- Data entries:
# # #

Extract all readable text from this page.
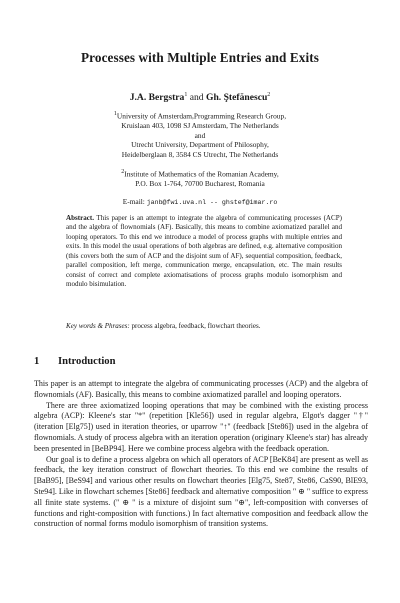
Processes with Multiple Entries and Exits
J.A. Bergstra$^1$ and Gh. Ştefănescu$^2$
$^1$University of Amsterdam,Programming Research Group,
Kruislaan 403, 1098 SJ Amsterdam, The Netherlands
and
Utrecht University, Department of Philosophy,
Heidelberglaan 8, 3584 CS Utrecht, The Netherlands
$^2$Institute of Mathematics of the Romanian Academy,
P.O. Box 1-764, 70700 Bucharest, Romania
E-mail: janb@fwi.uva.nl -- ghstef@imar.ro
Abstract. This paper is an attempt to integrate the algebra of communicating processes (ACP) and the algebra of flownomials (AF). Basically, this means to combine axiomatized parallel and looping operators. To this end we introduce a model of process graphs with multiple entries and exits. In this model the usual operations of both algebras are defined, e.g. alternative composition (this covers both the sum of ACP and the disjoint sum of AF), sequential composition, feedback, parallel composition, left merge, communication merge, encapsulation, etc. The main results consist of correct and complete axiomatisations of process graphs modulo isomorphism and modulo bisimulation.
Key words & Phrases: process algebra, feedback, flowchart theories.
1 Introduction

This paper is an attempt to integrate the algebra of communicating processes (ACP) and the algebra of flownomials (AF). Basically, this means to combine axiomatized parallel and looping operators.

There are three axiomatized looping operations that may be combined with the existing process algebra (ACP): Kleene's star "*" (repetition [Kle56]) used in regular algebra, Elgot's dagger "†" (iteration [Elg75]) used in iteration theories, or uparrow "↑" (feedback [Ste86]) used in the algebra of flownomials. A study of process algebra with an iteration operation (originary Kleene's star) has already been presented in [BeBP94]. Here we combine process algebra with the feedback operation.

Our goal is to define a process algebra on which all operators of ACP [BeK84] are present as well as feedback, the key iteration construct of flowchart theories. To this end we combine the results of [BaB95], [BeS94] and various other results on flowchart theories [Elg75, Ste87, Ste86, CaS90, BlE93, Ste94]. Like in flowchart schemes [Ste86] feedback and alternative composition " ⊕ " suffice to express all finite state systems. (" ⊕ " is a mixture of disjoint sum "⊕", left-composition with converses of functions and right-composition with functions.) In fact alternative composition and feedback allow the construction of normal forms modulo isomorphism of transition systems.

# # #

- What is being asked:
From the records above, copy every line that holds the word "Netherlands".

- Exercise response:
Kruislaan 403, 1098 SJ Amsterdam, The Netherlands
Heidelberglaan 8, 3584 CS Utrecht, The Netherlands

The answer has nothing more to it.